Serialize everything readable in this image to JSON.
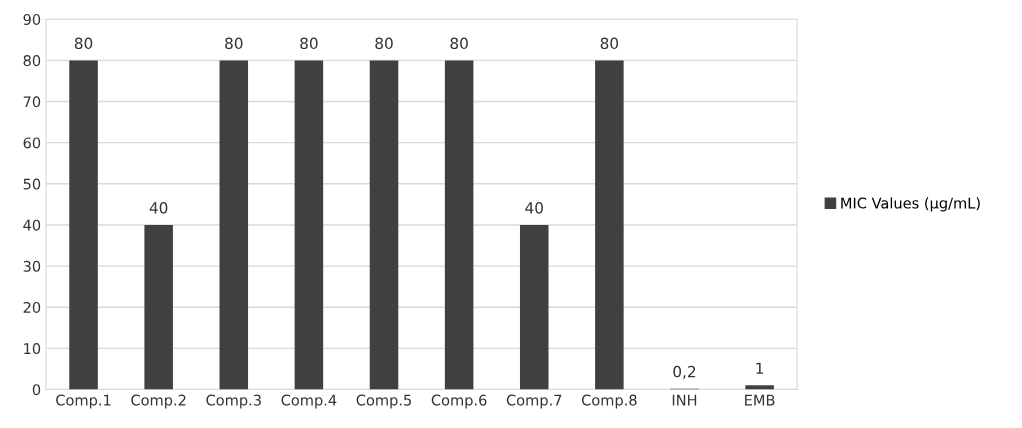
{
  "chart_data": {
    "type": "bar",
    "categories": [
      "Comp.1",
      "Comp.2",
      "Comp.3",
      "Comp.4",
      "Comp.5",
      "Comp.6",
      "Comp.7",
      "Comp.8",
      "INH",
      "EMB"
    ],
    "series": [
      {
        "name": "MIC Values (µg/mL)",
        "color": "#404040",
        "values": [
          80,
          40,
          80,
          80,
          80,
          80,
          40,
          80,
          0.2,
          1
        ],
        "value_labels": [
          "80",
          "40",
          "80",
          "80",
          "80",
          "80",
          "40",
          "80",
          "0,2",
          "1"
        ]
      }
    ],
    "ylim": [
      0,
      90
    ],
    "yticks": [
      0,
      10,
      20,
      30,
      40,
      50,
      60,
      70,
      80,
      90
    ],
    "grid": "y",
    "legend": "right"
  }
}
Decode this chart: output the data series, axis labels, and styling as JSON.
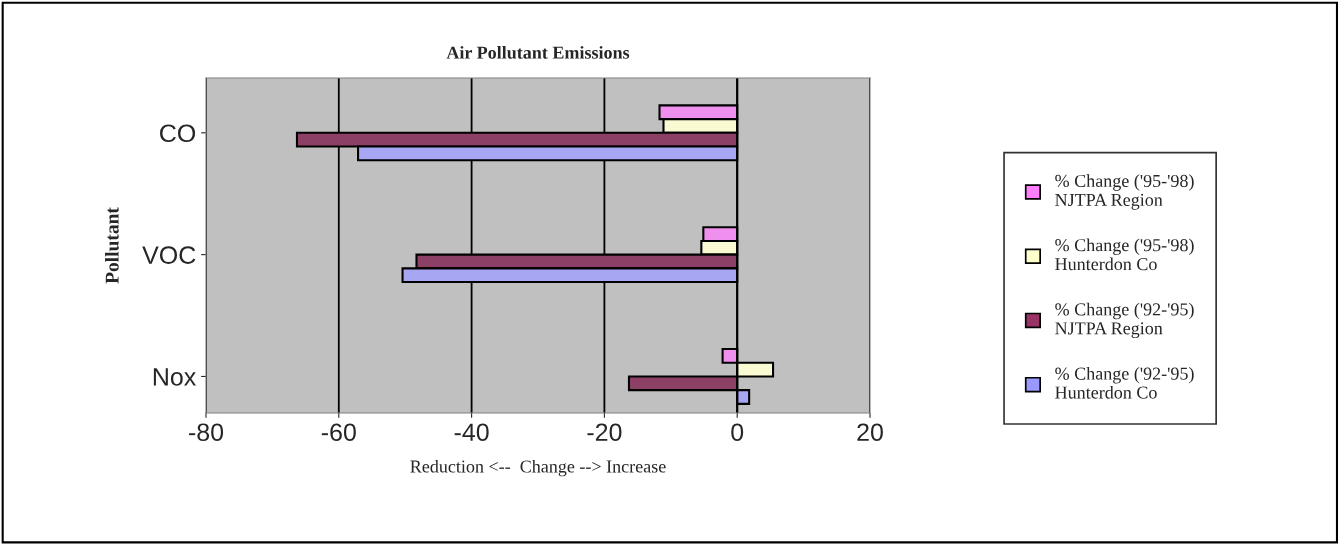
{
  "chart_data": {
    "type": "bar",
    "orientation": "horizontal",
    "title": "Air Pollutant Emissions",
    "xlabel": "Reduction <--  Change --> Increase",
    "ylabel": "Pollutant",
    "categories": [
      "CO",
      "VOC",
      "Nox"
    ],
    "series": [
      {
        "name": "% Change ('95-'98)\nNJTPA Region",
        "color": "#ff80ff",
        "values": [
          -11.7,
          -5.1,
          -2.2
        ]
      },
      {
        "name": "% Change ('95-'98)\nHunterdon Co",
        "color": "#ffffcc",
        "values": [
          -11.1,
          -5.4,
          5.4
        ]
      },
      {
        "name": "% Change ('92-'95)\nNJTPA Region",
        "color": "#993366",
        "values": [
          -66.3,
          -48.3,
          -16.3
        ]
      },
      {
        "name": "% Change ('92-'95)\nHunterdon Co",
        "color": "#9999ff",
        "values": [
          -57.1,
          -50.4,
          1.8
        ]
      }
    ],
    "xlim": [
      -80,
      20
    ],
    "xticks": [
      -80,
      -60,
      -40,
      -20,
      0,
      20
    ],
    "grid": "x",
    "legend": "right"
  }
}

◇ ◇ ◇ ◇ ◇ ◇ ◇

| Work to be completed |
Filter the listing for the word "JSON" and copy every line that holds it.

| Solution to the exercise |
Serialize everything readable in this image to JSON.
Decode this chart: output the data series, axis labels, and styling as JSON.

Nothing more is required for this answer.